-- Provided information start --
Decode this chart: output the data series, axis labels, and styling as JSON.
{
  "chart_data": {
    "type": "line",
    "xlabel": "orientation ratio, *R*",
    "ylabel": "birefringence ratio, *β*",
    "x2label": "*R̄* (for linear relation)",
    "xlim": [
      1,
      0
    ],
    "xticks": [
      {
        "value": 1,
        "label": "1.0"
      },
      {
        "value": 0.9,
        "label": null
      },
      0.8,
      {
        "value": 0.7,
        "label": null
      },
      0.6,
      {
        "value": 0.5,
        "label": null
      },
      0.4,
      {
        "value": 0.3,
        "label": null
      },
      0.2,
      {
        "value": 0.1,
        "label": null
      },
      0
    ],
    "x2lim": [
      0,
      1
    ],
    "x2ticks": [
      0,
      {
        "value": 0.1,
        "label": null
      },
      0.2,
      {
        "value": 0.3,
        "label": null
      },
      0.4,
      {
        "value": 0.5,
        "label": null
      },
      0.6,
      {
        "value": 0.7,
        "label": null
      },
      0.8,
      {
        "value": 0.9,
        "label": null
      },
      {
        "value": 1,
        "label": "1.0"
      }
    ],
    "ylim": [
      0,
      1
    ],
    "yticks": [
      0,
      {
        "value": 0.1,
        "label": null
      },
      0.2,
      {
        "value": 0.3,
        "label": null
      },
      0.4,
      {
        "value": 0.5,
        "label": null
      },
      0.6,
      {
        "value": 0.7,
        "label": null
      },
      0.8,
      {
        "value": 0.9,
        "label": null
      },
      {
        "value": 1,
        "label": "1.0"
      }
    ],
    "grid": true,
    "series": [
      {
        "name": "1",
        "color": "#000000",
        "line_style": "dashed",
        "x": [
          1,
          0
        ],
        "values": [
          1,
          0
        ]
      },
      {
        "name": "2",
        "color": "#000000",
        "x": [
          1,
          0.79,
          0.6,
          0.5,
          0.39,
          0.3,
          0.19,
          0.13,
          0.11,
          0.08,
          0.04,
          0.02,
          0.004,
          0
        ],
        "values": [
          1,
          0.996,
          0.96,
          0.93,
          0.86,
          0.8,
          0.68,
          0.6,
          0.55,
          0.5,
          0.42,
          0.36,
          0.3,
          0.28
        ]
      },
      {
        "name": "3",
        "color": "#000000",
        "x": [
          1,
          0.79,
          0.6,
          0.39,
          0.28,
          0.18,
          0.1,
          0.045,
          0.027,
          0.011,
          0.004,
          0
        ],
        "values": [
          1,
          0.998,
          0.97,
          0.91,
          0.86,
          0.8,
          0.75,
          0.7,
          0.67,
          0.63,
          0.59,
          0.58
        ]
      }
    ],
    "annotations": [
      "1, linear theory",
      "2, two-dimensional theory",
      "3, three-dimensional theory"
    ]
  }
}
-- Provided information end --
(Problem requirements): Copy each line of the records containing the string "theory".

(Solution):
      "1, linear theory",
      "2, two-dimensional theory",
      "3, three-dimensional theory"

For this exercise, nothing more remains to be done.